Set task - Copy out all of the material exactly as presented.

** begin Raw data **

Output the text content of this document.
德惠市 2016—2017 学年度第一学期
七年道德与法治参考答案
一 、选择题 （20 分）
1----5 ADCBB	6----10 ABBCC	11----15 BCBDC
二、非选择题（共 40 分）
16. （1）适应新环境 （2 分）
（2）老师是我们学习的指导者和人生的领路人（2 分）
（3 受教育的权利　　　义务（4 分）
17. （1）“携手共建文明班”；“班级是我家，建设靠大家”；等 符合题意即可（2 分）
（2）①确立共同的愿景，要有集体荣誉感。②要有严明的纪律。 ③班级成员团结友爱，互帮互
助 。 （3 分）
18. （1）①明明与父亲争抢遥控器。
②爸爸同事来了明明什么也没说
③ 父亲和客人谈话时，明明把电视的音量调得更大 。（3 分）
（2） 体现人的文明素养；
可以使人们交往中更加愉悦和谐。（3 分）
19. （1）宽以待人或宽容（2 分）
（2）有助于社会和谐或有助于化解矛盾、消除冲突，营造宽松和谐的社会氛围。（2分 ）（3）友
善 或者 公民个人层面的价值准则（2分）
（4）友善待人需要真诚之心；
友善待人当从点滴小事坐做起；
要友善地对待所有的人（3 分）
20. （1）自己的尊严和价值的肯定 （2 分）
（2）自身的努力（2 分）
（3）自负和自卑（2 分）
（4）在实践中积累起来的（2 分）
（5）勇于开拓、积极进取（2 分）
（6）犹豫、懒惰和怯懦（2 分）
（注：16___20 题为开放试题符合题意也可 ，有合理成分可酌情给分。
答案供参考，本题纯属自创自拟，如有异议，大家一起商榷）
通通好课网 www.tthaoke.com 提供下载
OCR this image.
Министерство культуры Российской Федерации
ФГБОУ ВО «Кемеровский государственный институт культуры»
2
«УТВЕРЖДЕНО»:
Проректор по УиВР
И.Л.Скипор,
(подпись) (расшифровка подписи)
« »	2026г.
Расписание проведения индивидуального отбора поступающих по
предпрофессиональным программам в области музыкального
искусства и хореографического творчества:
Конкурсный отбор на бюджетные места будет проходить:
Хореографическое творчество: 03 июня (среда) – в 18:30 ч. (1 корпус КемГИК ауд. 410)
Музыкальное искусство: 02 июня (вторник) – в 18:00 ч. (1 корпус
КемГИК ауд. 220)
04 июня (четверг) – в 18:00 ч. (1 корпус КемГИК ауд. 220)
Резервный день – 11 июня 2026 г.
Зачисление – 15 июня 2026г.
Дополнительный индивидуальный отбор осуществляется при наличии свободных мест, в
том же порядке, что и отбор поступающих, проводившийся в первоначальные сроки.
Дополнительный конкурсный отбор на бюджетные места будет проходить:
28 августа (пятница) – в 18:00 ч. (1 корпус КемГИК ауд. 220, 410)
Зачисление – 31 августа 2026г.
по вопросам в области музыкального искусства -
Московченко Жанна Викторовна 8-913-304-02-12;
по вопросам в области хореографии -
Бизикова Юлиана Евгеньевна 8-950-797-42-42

** end Raw data **

Output of the exercise -
Output the text content of this document.
德惠市 2016—2017 学年度第一学期
七年道德与法治参考答案
一 、选择题 （20 分）
1----5 ADCBB	6----10 ABBCC	11----15 BCBDC
二、非选择题（共 40 分）
16. （1）适应新环境 （2 分）
（2）老师是我们学习的指导者和人生的领路人（2 分）
（3 受教育的权利　　　义务（4 分）
17. （1）“携手共建文明班”；“班级是我家，建设靠大家”；等 符合题意即可（2 分）
（2）①确立共同的愿景，要有集体荣誉感。②要有严明的纪律。 ③班级成员团结友爱，互帮互
助 。 （3 分）
18. （1）①明明与父亲争抢遥控器。
②爸爸同事来了明明什么也没说
③ 父亲和客人谈话时，明明把电视的音量调得更大 。（3 分）
（2） 体现人的文明素养；
可以使人们交往中更加愉悦和谐。（3 分）
19. （1）宽以待人或宽容（2 分）
（2）有助于社会和谐或有助于化解矛盾、消除冲突，营造宽松和谐的社会氛围。（2分 ）（3）友
善 或者 公民个人层面的价值准则（2分）
（4）友善待人需要真诚之心；
友善待人当从点滴小事坐做起；
要友善地对待所有的人（3 分）
20. （1）自己的尊严和价值的肯定 （2 分）
（2）自身的努力（2 分）
（3）自负和自卑（2 分）
（4）在实践中积累起来的（2 分）
（5）勇于开拓、积极进取（2 分）
（6）犹豫、懒惰和怯懦（2 分）
（注：16___20 题为开放试题符合题意也可 ，有合理成分可酌情给分。
答案供参考，本题纯属自创自拟，如有异议，大家一起商榷）
通通好课网 www.tthaoke.com 提供下载
OCR this image.
Министерство культуры Российской Федерации
ФГБОУ ВО «Кемеровский государственный институт культуры»
2
«УТВЕРЖДЕНО»:
Проректор по УиВР
И.Л.Скипор,
(подпись) (расшифровка подписи)
« »	2026г.
Расписание проведения индивидуального отбора поступающих по
предпрофессиональным программам в области музыкального
искусства и хореографического творчества:
Конкурсный отбор на бюджетные места будет проходить:
Хореографическое творчество: 03 июня (среда) – в 18:30 ч. (1 корпус КемГИК ауд. 410)
Музыкальное искусство: 02 июня (вторник) – в 18:00 ч. (1 корпус
КемГИК ауд. 220)
04 июня (четверг) – в 18:00 ч. (1 корпус КемГИК ауд. 220)
Резервный день – 11 июня 2026 г.
Зачисление – 15 июня 2026г.
Дополнительный индивидуальный отбор осуществляется при наличии свободных мест, в
том же порядке, что и отбор поступающих, проводившийся в первоначальные сроки.
Дополнительный конкурсный отбор на бюджетные места будет проходить:
28 августа (пятница) – в 18:00 ч. (1 корпус КемГИК ауд. 220, 410)
Зачисление – 31 августа 2026г.
по вопросам в области музыкального искусства -
Московченко Жанна Викторовна 8-913-304-02-12;
по вопросам в области хореографии -
Бизикова Юлиана Евгеньевна 8-950-797-42-42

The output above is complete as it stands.